Brief: Print the entries below word for word; the pictures stay out of your copy.
****************************************
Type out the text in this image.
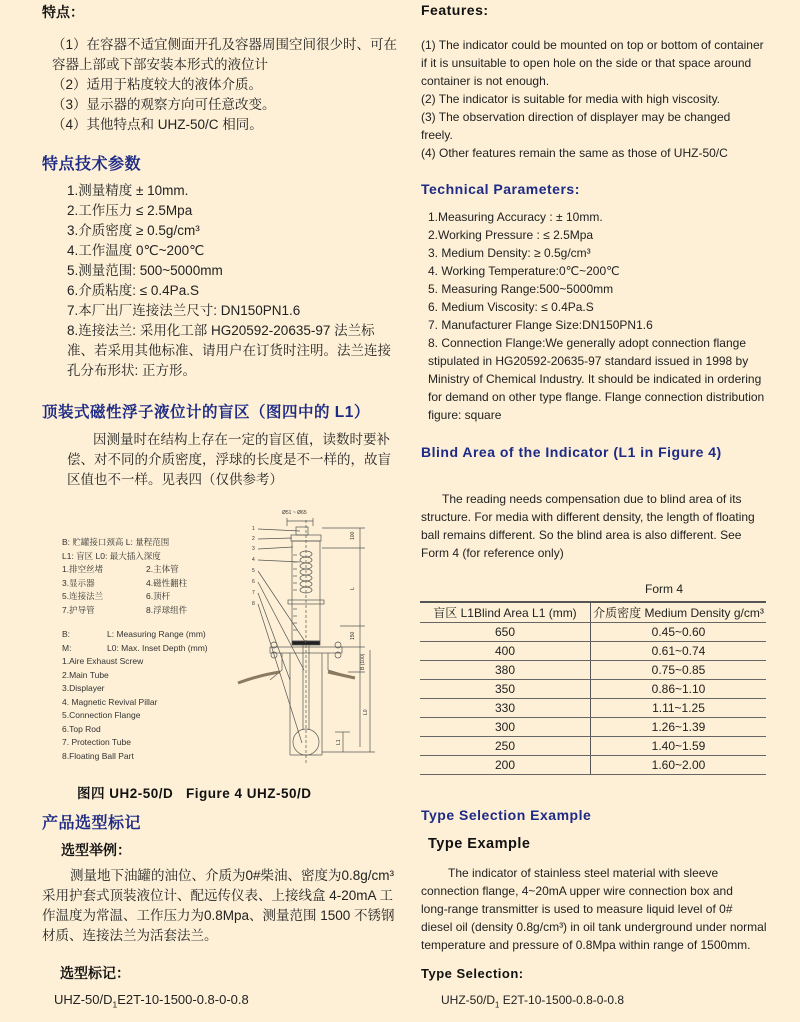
特点：
（1）在容器不适宜侧面开孔及容器周围空间很少时、可在
容器上部或下部安装本形式的液位计
（2）适用于粘度较大的液体介质。
（3）显示器的观察方向可任意改变。
（4）其他特点和 UHZ-50/C 相同。
特点技术参数
1.测量精度 ± 10mm.
2.工作压力 ≤ 2.5Mpa
3.介质密度 ≥ 0.5g/cm³
4.工作温度 0℃~200℃
5.测量范围: 500~5000mm
6.介质粘度: ≤ 0.4Pa.S
7.本厂出厂连接法兰尺寸: DN150PN1.6
8.连接法兰: 采用化工部 HG20592-20635-97 法兰标
准、若采用其他标准、请用户在订货时注明。法兰连接
孔分布形状: 正方形。
顶装式磁性浮子液位计的盲区（图四中的 L1）
因测量时在结构上存在一定的盲区值，读数时要补
偿、对不同的介质密度，浮球的长度是不一样的，故盲
区值也不一样。见表四（仅供参考）
B: 贮罐接口颈高 L: 量程范围
L1: 盲区 L0: 最大插入深度
1.排空丝堵	2.主体管
3.显示器	4.磁性翻柱
5.连接法兰	6.顶杆
7.护导管	8.浮球组件
B:	L: Measuring Range (mm)
M:	L0: Max. Inset Depth (mm)
1.Aire Exhaust Screw
2.Main Tube
3.Displayer
4. Magnetic Revival Pillar
5.Connection Flange
6.Top Rod
7. Protection Tube
8.Floating Ball Part
Ø51 ~ Ø65
1
2
3
4
5
6
7
8
100
L
150
B (100)
L0
L1
图四 UH2-50/D   Figure 4 UHZ-50/D
产品选型标记
选型举例：
测量地下油罐的油位、介质为0#柴油、密度为0.8g/cm³
采用护套式顶装液位计、配远传仪表、上接线盒 4-20mA 工
作温度为常温、工作压力为0.8Mpa、测量范围 1500 不锈钢
材质、连接法兰为活套法兰。
选型标记：
UHZ-$50/D_1E2T-10-1500-0.8-0-0.8$
Features:
(1) The indicator could be mounted on top or bottom of container
if it is unsuitable to open hole on the side or that space around
container is not enough.
(2) The indicator is suitable for media with high viscosity.
(3) The observation direction of displayer may be changed
freely.
(4) Other features remain the same as those of UHZ-50/C
Technical Parameters:
1.Measuring Accuracy : ± 10mm.
2.Working Pressure : ≤ 2.5Mpa
3. Medium Density: ≥ 0.5g/cm³
4. Working Temperature:0℃~200℃
5. Measuring Range:500~5000mm
6. Medium Viscosity: ≤ 0.4Pa.S
7. Manufacturer Flange Size:DN150PN1.6
8. Connection Flange:We generally adopt connection flange
stipulated in HG20592-20635-97 standard issued in 1998 by
Ministry of Chemical Industry. It should be indicated in ordering
for demand on other type flange. Flange connection distribution
figure: square
Blind Area of the Indicator (L1 in Figure 4)
The reading needs compensation due to blind area of its
structure. For media with different density, the length of floating
ball remains different. So the blind area is also different. See
Form 4 (for reference only)
Form 4
盲区 L1Blind Area L1 (mm)	介质密度 Medium Density g/cm³
650	0.45~0.60
400	0.61~0.74
380	0.75~0.85
350	0.86~1.10
330	1.11~1.25
300	1.26~1.39
250	1.40~1.59
200	1.60~2.00
Type Selection Example
Type Example
The indicator of stainless steel material with sleeve
connection flange, 4~20mA upper wire connection box and
long-range transmitter is used to measure liquid level of 0#
diesel oil (density 0.8g/cm³) in oil tank underground under normal
temperature and pressure of 0.8Mpa within range of 1500mm.
Type Selection:
UHZ-$50/D_1$ E2T-10-1500-0.8-0-0.8
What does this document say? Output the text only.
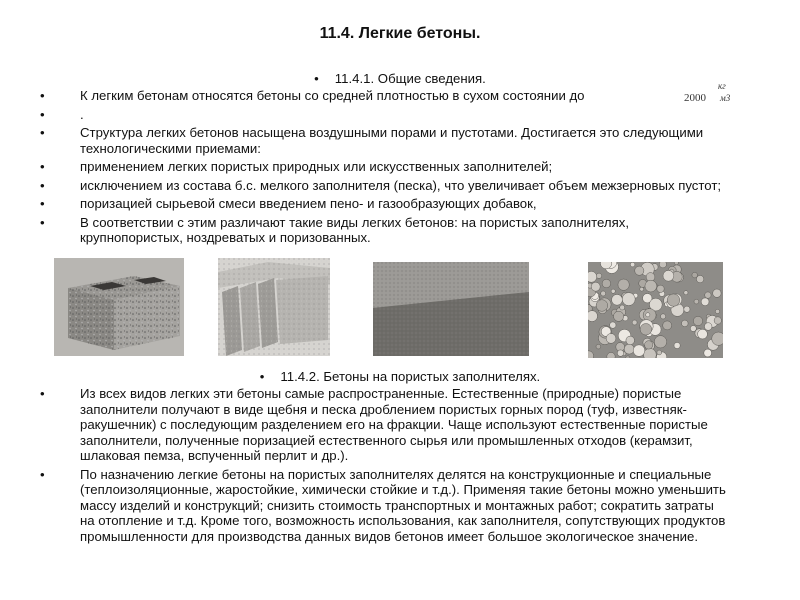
11.4. Легкие бетоны.
• 11.4.1. Общие сведения.
• К легким бетонам относятся бетоны со средней плотностью в сухом состоянии до
• .
• Структура легких бетонов насыщена воздушными порами и пустотами. Достигается это следующими технологическими приемами:
• применением легких пористых природных или искусственных заполнителей;
• исключением из состава б.с. мелкого заполнителя (песка), что увеличивает объем межзерновых пустот;
• поризацией сырьевой смеси введением пено- и газообразующих добавок,
• В соответствии с этим различают такие виды легких бетонов: на пористых заполнителях, крупнопористых, ноздреватых и поризованных.
2000
кг
м3
• 11.4.2. Бетоны на пористых заполнителях.
• Из всех видов легких эти бетоны самые распространенные. Естественные (природные) пористые заполнители получают в виде щебня и песка дроблением пористых горных пород (туф, известняк-ракушечник) с последующим разделением его на фракции. Чаще используют естественные пористые заполнители, полученные поризацией естественного сырья или промышленных отходов (керамзит, шлаковая пемза, вспученный перлит и др.).
• По назначению легкие бетоны на пористых заполнителях делятся на конструкционные и специальные (теплоизоляционные, жаростойкие, химически стойкие и т.д.). Применяя такие бетоны можно уменьшить массу изделий и конструкций; снизить стоимость транспортных и монтажных работ; сократить затраты на отопление и т.д. Кроме того, возможность использования, как заполнителя, сопутствующих продуктов промышленности для производства данных видов бетонов имеет большое экологическое значение.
****************************************
Output of the task:
Type out the text in this image.
特点：
（1）在容器不适宜侧面开孔及容器周围空间很少时、可在
容器上部或下部安装本形式的液位计
（2）适用于粘度较大的液体介质。
（3）显示器的观察方向可任意改变。
（4）其他特点和 UHZ-50/C 相同。
特点技术参数
1.测量精度 ± 10mm.
2.工作压力 ≤ 2.5Mpa
3.介质密度 ≥ 0.5g/cm³
4.工作温度 0℃~200℃
5.测量范围: 500~5000mm
6.介质粘度: ≤ 0.4Pa.S
7.本厂出厂连接法兰尺寸: DN150PN1.6
8.连接法兰: 采用化工部 HG20592-20635-97 法兰标
准、若采用其他标准、请用户在订货时注明。法兰连接
孔分布形状: 正方形。
顶装式磁性浮子液位计的盲区（图四中的 L1）
因测量时在结构上存在一定的盲区值，读数时要补
偿、对不同的介质密度，浮球的长度是不一样的，故盲
区值也不一样。见表四（仅供参考）
B: 贮罐接口颈高 L: 量程范围
L1: 盲区 L0: 最大插入深度
1.排空丝堵	2.主体管
3.显示器	4.磁性翻柱
5.连接法兰	6.顶杆
7.护导管	8.浮球组件
B:	L: Measuring Range (mm)
M:	L0: Max. Inset Depth (mm)
1.Aire Exhaust Screw
2.Main Tube
3.Displayer
4. Magnetic Revival Pillar
5.Connection Flange
6.Top Rod
7. Protection Tube
8.Floating Ball Part
Ø51 ~ Ø65
1
2
3
4
5
6
7
8
100
L
150
B (100)
L0
L1
图四 UH2-50/D   Figure 4 UHZ-50/D
产品选型标记
选型举例：
测量地下油罐的油位、介质为0#柴油、密度为0.8g/cm³
采用护套式顶装液位计、配远传仪表、上接线盒 4-20mA 工
作温度为常温、工作压力为0.8Mpa、测量范围 1500 不锈钢
材质、连接法兰为活套法兰。
选型标记：
UHZ-$50/D_1E2T-10-1500-0.8-0-0.8$
Features:
(1) The indicator could be mounted on top or bottom of container
if it is unsuitable to open hole on the side or that space around
container is not enough.
(2) The indicator is suitable for media with high viscosity.
(3) The observation direction of displayer may be changed
freely.
(4) Other features remain the same as those of UHZ-50/C
Technical Parameters:
1.Measuring Accuracy : ± 10mm.
2.Working Pressure : ≤ 2.5Mpa
3. Medium Density: ≥ 0.5g/cm³
4. Working Temperature:0℃~200℃
5. Measuring Range:500~5000mm
6. Medium Viscosity: ≤ 0.4Pa.S
7. Manufacturer Flange Size:DN150PN1.6
8. Connection Flange:We generally adopt connection flange
stipulated in HG20592-20635-97 standard issued in 1998 by
Ministry of Chemical Industry. It should be indicated in ordering
for demand on other type flange. Flange connection distribution
figure: square
Blind Area of the Indicator (L1 in Figure 4)
The reading needs compensation due to blind area of its
structure. For media with different density, the length of floating
ball remains different. So the blind area is also different. See
Form 4 (for reference only)
Form 4
盲区 L1Blind Area L1 (mm)	介质密度 Medium Density g/cm³
650	0.45~0.60
400	0.61~0.74
380	0.75~0.85
350	0.86~1.10
330	1.11~1.25
300	1.26~1.39
250	1.40~1.59
200	1.60~2.00
Type Selection Example
Type Example
The indicator of stainless steel material with sleeve
connection flange, 4~20mA upper wire connection box and
long-range transmitter is used to measure liquid level of 0#
diesel oil (density 0.8g/cm³) in oil tank underground under normal
temperature and pressure of 0.8Mpa within range of 1500mm.
Type Selection:
UHZ-$50/D_1$ E2T-10-1500-0.8-0-0.8
What does this document say? Output the text only.
11.4. Легкие бетоны.
• 11.4.1. Общие сведения.
• К легким бетонам относятся бетоны со средней плотностью в сухом состоянии до
• .
• Структура легких бетонов насыщена воздушными порами и пустотами. Достигается это следующими технологическими приемами:
• применением легких пористых природных или искусственных заполнителей;
• исключением из состава б.с. мелкого заполнителя (песка), что увеличивает объем межзерновых пустот;
• поризацией сырьевой смеси введением пено- и газообразующих добавок,
• В соответствии с этим различают такие виды легких бетонов: на пористых заполнителях, крупнопористых, ноздреватых и поризованных.
2000
кг
м3
• 11.4.2. Бетоны на пористых заполнителях.
• Из всех видов легких эти бетоны самые распространенные. Естественные (природные) пористые заполнители получают в виде щебня и песка дроблением пористых горных пород (туф, известняк-ракушечник) с последующим разделением его на фракции. Чаще используют естественные пористые заполнители, полученные поризацией естественного сырья или промышленных отходов (керамзит, шлаковая пемза, вспученный перлит и др.).
• По назначению легкие бетоны на пористых заполнителях делятся на конструкционные и специальные (теплоизоляционные, жаростойкие, химически стойкие и т.д.). Применяя такие бетоны можно уменьшить массу изделий и конструкций; снизить стоимость транспортных и монтажных работ; сократить затраты на отопление и т.д. Кроме того, возможность использования, как заполнителя, сопутствующих продуктов промышленности для производства данных видов бетонов имеет большое экологическое значение.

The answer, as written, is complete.